Count the lines in the rows below that contain the string "stopwatch", with case counting. Reply with the number only.

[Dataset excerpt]
======

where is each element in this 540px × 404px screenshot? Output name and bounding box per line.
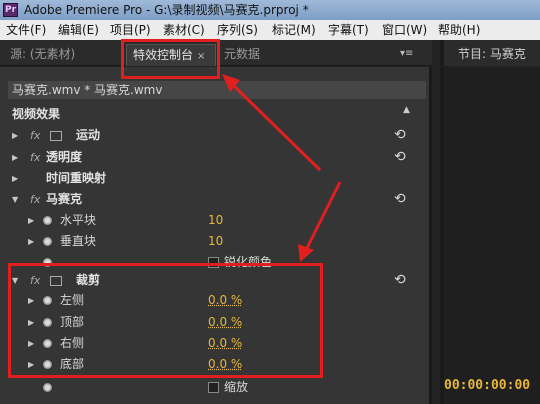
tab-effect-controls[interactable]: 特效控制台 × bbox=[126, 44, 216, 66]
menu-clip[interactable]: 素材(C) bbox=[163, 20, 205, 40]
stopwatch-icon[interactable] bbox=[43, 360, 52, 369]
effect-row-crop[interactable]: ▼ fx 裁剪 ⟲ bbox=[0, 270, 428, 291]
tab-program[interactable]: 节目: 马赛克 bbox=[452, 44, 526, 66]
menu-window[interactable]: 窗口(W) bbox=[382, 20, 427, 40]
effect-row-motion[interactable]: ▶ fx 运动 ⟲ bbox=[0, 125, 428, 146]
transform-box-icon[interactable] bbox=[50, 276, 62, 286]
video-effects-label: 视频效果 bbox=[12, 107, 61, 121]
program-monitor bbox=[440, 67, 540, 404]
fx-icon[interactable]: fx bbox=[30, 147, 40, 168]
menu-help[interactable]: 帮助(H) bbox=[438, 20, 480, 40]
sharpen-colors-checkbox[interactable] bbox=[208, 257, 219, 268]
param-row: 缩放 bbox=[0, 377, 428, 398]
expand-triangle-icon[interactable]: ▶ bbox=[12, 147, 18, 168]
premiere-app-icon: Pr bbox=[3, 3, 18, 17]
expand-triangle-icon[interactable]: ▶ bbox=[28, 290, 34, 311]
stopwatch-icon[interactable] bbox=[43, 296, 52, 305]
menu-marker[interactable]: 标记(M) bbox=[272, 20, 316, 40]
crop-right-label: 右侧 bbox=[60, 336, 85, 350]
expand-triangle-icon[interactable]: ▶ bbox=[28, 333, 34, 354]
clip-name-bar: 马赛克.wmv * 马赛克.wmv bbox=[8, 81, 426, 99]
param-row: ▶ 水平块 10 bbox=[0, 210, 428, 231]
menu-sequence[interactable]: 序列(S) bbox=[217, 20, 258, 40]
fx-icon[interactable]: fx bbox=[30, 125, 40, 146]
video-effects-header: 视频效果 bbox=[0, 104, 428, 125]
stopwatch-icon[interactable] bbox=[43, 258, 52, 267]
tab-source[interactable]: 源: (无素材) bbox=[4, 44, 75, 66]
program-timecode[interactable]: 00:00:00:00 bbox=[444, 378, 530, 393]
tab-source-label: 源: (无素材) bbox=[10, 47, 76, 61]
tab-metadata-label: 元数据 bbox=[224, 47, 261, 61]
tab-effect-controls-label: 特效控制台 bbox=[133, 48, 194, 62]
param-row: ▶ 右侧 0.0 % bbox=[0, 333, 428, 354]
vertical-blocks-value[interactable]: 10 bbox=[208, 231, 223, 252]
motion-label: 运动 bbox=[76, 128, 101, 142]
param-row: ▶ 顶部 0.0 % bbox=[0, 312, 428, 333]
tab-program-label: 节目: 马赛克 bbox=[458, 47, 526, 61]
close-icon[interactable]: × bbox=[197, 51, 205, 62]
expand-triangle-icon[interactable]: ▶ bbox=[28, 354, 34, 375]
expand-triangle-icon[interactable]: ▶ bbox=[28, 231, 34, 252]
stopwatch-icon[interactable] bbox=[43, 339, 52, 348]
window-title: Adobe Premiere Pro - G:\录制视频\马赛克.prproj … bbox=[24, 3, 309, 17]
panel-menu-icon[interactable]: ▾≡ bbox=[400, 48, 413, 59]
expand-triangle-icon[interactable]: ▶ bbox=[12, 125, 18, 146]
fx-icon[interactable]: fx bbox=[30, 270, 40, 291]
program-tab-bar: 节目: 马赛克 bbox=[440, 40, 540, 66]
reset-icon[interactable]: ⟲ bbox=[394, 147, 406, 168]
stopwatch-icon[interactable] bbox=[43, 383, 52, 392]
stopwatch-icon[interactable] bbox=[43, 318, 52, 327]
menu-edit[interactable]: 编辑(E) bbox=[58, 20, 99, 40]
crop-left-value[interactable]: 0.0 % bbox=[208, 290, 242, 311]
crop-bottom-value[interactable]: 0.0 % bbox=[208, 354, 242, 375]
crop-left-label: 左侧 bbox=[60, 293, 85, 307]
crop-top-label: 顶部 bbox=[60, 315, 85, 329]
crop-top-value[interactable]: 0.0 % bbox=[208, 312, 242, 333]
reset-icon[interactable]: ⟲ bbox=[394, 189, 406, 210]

======

#### [Completed task]
6